──────── Reading text
Green Campus Initiative Fall Film Series
Three documentaries will be presented in the Green Campus Initiative Fall Film Series on campus at CU - Bloomsburg
All of this semester’s films will be presented at 7 p.m. in 218 Centennial Hall. Admission is free and open to the public.
Thursday, Sept. 26
The Oil Machine looks at the complex relationship we have with oil and petroleum products. It explores the often-contradicting viewpoints and actions surrounding them. Even George W. Bush said in his 2006 State if Union speech that alternative energy sources are needed and said, “America is addicted to oil.”
“The Oil Machine brings together a wide range of voices from oil company executives, economists, young activists, pension fund managers and considers how this machine can be tamed, dismantled, or repurposed,” its filmmakers say.
“We have five to ten years to control our oil addiction, and yet the licensing of new oil fields continues in direct contradiction with the Paris Climate Agreement. This documentary looks at how the drama of global climate action is playing out,” using North Sea oil exploration as an example, according to filmmakers.
It’s especially timely as the U.S. is now producing more oil than any time in history under the Joe Biden administration, and more than any other nation. Yet the Donald Trump campaign is complaining that it isn’t enough with the slogan, “Drill, baby drill.”
Thursday, Oct. 10
Single Use Planet explores the extensive use of plastic that increases each year and has great environmental impacts such as a mammoth patch of Pacific Ocean that has miles of the floating waste. But plastic is also vital for uses in medicine and other applications.
“In search of why more and more single-use plastic debris enters the ocean despite all efforts to recycle, Single Use Planet goes upstream to where millions of tons of raw plastic are being made amidst the ruins of America's bygone steel industry in Pennsylvania,” say its film producers. “Further upstream, we see the economic and political realities that have boosted the new industry—realities reaching all the way to rural Louisiana where plans are laid to build the biggest plastic plant in the world.”
────────────────
──────── Given information
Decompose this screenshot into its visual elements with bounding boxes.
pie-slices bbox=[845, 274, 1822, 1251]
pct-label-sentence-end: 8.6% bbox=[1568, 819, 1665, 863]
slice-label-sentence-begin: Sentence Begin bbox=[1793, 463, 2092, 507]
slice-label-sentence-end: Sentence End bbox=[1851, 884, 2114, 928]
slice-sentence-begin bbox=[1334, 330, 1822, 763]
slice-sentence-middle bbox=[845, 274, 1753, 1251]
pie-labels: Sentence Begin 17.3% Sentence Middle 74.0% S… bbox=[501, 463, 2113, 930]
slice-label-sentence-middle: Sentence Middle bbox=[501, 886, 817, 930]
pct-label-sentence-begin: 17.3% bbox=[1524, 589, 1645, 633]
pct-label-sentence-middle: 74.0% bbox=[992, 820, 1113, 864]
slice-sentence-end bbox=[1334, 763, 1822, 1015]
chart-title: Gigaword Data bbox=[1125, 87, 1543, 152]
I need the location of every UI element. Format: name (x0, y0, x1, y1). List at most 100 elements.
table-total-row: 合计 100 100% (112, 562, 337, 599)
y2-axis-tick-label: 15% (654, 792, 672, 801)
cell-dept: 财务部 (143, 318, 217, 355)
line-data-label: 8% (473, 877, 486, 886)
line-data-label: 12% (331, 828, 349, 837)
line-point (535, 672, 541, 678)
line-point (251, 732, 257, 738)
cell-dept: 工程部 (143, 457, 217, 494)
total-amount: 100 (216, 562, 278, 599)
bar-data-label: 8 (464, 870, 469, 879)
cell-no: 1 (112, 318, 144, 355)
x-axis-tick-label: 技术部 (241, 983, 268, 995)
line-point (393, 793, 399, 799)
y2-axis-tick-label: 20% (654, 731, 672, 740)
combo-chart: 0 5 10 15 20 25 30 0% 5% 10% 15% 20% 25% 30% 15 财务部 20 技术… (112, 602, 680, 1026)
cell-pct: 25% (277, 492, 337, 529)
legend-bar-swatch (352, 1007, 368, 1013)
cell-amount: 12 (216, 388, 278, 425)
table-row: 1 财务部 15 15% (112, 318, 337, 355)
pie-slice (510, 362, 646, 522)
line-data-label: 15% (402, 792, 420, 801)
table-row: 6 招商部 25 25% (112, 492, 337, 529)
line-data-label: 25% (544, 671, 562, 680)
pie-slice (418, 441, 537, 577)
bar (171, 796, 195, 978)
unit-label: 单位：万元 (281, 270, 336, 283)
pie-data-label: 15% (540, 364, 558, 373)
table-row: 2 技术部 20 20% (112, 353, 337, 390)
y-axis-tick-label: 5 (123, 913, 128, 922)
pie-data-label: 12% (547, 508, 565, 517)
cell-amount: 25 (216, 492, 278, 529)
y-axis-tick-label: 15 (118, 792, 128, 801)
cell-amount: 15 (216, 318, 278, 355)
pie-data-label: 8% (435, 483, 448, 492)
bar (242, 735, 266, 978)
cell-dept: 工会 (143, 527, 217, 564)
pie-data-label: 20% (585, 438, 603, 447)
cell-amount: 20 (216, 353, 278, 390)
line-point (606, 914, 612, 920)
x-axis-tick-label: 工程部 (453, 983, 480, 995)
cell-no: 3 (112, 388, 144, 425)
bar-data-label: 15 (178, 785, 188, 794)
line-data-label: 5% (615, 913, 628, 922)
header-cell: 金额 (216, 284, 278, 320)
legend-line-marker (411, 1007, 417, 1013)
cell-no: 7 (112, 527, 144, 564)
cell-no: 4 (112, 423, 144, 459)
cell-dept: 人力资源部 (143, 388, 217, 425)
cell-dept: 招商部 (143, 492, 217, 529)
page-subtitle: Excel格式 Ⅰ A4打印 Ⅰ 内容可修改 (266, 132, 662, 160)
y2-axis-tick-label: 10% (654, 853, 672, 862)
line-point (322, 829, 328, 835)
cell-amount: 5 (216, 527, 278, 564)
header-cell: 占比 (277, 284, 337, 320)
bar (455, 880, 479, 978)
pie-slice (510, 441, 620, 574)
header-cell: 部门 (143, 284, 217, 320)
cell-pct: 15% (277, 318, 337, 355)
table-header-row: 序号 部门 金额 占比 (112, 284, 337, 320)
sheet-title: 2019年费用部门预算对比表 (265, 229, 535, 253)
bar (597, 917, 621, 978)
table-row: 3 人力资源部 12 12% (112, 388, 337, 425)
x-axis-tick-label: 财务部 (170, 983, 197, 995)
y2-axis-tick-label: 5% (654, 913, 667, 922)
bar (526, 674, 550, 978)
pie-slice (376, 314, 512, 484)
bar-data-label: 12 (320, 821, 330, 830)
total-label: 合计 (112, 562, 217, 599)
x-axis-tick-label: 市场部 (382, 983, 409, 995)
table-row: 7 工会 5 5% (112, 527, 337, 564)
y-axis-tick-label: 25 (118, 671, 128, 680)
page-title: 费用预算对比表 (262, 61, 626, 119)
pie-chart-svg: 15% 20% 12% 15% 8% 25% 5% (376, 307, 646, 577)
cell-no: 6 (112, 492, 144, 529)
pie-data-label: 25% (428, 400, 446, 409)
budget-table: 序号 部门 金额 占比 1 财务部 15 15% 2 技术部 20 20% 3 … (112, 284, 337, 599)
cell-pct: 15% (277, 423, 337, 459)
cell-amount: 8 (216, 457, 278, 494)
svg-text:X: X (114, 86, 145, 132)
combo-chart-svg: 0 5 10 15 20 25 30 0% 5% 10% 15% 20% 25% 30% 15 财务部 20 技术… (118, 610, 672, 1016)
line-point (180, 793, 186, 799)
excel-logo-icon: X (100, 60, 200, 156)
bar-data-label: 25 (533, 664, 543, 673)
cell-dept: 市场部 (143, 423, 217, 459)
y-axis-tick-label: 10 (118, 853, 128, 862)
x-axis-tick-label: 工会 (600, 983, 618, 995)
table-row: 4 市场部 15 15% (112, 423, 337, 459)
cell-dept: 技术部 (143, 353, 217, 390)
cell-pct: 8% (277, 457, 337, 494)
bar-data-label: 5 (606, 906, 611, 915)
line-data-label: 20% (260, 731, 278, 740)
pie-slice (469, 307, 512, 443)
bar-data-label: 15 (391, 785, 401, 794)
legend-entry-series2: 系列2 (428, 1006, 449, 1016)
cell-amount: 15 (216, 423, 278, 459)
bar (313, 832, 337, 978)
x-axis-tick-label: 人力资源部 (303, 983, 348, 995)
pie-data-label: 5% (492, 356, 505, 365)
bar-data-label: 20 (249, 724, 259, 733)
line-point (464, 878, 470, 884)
────────────────
> **The task**:
In the film series announcement, at what time and in what room are this semester's films shown?

> **Written solution**:
At 7 p.m. in 218 Centennial Hall.